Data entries
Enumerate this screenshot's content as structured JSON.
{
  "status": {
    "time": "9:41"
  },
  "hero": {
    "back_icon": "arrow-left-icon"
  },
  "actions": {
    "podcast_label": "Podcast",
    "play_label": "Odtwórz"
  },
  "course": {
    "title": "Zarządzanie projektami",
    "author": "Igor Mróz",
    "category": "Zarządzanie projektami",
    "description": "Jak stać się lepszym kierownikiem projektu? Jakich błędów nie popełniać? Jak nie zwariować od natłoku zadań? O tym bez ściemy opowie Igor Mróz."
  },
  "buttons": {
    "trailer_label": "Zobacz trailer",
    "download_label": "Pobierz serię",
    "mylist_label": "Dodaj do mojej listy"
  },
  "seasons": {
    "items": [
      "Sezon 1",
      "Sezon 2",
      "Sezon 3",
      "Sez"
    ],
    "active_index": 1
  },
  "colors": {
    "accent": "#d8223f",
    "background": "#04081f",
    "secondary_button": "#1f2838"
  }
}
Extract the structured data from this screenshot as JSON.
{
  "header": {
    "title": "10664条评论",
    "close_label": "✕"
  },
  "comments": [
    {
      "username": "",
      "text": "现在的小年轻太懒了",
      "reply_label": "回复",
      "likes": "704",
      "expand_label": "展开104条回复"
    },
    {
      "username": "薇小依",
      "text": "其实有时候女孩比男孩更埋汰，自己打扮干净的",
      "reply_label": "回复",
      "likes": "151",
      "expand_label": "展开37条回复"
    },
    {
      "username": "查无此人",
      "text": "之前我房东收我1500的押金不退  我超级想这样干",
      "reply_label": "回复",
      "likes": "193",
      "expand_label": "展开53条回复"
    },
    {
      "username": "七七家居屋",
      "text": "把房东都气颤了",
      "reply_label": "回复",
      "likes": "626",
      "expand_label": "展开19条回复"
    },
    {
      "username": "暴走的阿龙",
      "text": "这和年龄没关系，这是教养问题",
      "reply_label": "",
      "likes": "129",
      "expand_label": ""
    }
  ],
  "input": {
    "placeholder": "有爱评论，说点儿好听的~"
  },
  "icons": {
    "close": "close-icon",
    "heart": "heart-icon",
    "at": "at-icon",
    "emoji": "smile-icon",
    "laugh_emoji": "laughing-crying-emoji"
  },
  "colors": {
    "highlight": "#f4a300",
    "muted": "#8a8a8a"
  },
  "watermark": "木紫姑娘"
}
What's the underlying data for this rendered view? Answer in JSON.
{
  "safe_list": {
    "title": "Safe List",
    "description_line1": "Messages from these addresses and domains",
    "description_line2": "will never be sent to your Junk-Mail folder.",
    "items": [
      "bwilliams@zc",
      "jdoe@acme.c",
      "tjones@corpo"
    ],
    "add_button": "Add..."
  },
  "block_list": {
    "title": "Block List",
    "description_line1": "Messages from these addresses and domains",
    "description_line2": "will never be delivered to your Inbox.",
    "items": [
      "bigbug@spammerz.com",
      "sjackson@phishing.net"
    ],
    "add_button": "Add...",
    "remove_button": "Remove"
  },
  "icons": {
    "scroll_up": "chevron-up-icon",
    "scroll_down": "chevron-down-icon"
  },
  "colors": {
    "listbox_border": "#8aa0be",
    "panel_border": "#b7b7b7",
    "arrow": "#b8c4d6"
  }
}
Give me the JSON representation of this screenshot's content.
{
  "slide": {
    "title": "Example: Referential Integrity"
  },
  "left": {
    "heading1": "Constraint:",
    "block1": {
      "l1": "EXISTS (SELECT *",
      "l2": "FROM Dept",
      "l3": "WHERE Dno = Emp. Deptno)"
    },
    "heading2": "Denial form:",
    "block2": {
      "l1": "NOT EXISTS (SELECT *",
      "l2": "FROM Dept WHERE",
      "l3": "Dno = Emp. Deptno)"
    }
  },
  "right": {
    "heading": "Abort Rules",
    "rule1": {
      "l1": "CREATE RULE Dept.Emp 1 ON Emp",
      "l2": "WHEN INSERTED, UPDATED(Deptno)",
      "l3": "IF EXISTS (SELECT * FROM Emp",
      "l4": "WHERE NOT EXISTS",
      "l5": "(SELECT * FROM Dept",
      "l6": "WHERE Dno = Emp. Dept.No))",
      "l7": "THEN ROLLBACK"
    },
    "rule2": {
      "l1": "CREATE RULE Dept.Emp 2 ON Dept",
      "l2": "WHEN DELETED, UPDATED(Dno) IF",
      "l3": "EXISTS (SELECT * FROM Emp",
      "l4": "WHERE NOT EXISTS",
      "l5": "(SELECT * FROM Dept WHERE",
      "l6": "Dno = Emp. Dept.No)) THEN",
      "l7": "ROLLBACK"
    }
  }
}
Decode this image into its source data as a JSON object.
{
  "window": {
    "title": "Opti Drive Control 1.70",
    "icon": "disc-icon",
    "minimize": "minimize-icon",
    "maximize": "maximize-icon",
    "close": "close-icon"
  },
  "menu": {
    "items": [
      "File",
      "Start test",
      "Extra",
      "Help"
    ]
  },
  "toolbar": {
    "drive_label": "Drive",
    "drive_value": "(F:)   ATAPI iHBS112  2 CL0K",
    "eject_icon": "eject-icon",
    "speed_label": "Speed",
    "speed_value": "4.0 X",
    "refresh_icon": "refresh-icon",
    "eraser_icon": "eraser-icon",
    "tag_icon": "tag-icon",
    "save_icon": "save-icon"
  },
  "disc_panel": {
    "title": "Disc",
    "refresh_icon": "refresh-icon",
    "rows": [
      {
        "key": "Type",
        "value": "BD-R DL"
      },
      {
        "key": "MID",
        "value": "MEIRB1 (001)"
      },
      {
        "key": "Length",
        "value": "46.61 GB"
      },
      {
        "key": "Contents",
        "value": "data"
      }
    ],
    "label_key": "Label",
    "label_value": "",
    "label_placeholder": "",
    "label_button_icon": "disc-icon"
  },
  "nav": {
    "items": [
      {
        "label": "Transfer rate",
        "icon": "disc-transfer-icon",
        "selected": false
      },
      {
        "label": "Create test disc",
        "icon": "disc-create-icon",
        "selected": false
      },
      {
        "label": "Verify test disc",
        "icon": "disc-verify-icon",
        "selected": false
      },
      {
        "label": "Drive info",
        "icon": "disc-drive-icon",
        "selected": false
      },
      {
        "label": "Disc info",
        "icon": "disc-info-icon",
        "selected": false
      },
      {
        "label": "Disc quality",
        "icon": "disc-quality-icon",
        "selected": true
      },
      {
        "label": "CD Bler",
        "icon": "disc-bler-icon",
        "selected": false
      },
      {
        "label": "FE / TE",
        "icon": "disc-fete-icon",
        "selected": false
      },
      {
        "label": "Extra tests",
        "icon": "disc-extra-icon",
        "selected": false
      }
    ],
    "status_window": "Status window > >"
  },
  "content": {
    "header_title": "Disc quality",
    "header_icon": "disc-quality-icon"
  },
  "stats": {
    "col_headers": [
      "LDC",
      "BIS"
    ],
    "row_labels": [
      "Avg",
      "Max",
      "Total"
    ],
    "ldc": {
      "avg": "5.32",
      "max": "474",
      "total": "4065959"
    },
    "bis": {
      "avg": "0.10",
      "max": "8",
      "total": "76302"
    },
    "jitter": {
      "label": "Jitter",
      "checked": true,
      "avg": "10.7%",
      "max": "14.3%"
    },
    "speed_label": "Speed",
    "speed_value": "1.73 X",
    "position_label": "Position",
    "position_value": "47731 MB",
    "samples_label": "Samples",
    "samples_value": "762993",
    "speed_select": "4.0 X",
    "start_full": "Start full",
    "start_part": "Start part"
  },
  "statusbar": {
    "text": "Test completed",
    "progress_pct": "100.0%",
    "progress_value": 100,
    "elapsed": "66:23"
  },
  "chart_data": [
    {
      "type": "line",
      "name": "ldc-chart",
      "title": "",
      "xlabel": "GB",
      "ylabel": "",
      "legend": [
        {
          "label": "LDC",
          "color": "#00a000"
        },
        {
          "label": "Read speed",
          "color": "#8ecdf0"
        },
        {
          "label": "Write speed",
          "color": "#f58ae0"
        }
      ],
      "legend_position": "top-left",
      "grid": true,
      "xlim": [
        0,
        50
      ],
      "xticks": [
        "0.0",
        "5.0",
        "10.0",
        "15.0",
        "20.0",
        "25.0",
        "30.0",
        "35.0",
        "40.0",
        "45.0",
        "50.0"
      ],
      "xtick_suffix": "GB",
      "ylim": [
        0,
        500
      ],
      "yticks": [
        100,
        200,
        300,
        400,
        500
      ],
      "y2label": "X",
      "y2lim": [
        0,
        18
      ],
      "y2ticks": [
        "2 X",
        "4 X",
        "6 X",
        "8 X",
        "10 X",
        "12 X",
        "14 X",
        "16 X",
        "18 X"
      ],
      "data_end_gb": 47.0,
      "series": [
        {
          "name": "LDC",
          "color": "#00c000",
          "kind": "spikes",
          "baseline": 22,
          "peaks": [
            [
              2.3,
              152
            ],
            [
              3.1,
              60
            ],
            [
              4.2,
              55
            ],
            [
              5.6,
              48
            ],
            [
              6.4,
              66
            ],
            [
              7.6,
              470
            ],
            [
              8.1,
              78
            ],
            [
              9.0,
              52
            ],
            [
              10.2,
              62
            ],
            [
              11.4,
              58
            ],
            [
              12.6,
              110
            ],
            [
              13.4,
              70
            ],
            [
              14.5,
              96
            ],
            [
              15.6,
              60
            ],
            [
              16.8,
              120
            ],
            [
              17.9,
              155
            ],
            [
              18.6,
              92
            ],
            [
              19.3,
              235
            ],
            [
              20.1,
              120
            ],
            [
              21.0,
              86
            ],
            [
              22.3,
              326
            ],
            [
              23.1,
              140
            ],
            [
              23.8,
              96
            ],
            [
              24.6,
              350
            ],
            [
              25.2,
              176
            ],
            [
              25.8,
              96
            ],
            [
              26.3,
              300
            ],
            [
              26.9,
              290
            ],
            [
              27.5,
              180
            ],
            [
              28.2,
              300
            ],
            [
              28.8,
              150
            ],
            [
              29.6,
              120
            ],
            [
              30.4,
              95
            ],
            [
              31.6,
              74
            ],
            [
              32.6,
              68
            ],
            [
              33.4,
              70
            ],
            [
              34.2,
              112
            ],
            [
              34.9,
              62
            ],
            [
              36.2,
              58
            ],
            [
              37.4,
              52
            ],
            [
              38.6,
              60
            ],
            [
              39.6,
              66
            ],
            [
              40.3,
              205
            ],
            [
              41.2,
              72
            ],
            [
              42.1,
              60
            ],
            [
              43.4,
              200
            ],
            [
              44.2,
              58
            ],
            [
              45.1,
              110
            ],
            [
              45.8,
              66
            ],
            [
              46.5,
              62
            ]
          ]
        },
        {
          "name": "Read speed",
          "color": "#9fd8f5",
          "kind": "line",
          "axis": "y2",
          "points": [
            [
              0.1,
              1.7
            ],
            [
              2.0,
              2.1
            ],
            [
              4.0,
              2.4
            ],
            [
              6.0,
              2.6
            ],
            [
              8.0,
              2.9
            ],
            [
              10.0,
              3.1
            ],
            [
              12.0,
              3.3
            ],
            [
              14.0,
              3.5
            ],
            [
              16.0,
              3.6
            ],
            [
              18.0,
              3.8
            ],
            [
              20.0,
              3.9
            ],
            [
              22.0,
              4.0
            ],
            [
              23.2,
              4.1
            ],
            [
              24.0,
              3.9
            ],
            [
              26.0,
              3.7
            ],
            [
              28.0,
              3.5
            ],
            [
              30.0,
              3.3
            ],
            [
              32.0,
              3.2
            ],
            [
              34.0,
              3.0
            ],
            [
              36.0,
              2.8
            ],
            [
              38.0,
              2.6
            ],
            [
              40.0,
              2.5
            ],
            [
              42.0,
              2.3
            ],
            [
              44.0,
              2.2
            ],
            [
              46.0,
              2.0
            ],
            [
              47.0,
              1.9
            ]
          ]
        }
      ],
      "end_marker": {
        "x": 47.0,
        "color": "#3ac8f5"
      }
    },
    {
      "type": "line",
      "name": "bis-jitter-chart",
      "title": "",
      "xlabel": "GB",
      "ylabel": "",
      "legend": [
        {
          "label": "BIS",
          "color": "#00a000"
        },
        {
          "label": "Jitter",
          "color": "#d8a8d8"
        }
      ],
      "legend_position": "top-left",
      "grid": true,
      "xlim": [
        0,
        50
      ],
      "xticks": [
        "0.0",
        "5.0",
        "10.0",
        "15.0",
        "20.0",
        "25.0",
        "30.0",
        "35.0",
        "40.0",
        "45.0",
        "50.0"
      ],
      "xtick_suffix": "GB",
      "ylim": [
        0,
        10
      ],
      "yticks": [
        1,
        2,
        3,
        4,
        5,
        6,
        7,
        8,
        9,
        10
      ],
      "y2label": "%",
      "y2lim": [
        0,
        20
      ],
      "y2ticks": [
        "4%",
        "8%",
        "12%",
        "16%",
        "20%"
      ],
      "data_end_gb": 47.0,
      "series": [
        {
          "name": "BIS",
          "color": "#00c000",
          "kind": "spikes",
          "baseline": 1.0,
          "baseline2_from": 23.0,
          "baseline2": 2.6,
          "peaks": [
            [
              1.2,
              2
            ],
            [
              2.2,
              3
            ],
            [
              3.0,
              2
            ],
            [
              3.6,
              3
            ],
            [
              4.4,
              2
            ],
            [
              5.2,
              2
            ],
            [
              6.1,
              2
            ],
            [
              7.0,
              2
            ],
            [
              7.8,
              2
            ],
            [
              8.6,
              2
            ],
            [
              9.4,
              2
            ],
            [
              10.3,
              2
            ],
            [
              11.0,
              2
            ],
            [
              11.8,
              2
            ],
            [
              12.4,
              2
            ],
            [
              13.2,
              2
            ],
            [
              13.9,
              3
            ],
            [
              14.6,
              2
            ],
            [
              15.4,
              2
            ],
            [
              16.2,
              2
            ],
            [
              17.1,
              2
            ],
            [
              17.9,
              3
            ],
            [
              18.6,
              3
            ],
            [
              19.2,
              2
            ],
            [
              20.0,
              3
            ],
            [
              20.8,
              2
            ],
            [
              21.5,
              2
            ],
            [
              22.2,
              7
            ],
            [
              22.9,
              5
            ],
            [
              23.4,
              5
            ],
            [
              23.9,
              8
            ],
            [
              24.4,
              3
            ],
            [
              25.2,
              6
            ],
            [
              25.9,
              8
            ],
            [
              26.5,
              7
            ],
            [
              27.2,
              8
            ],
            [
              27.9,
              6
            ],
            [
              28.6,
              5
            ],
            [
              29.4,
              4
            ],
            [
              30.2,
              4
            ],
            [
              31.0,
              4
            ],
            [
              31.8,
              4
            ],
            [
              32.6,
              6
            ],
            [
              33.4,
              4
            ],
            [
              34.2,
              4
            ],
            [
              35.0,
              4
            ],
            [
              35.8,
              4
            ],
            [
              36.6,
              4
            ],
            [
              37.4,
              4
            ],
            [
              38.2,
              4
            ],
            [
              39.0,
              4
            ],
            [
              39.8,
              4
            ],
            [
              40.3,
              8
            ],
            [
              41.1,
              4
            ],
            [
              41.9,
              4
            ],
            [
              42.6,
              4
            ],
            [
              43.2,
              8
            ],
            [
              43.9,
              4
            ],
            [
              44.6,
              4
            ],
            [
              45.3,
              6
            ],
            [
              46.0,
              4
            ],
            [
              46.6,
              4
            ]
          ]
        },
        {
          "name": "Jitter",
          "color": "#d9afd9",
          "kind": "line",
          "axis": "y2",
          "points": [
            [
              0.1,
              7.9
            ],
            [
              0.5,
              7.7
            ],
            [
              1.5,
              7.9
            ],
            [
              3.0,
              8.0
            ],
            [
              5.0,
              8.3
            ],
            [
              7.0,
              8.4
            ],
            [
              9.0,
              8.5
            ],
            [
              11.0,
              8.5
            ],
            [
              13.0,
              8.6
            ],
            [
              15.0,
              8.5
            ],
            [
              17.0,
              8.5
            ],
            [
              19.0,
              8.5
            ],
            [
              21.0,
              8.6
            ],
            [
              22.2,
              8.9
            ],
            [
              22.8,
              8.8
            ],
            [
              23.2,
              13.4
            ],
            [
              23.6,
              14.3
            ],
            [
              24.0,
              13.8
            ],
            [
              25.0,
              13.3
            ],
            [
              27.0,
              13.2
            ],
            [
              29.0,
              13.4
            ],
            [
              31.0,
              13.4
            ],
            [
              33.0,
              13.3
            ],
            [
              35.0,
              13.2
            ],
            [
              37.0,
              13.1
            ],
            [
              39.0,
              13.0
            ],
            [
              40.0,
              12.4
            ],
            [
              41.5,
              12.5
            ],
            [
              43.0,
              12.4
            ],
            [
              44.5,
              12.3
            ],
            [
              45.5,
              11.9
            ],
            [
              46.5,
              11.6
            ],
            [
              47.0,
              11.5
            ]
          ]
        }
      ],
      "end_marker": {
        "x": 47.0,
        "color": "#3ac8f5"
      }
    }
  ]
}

What you will do :: Tally up the lines holding the string "screenshot" in this listing, and report the total alone.

Solution for this exercise :: 3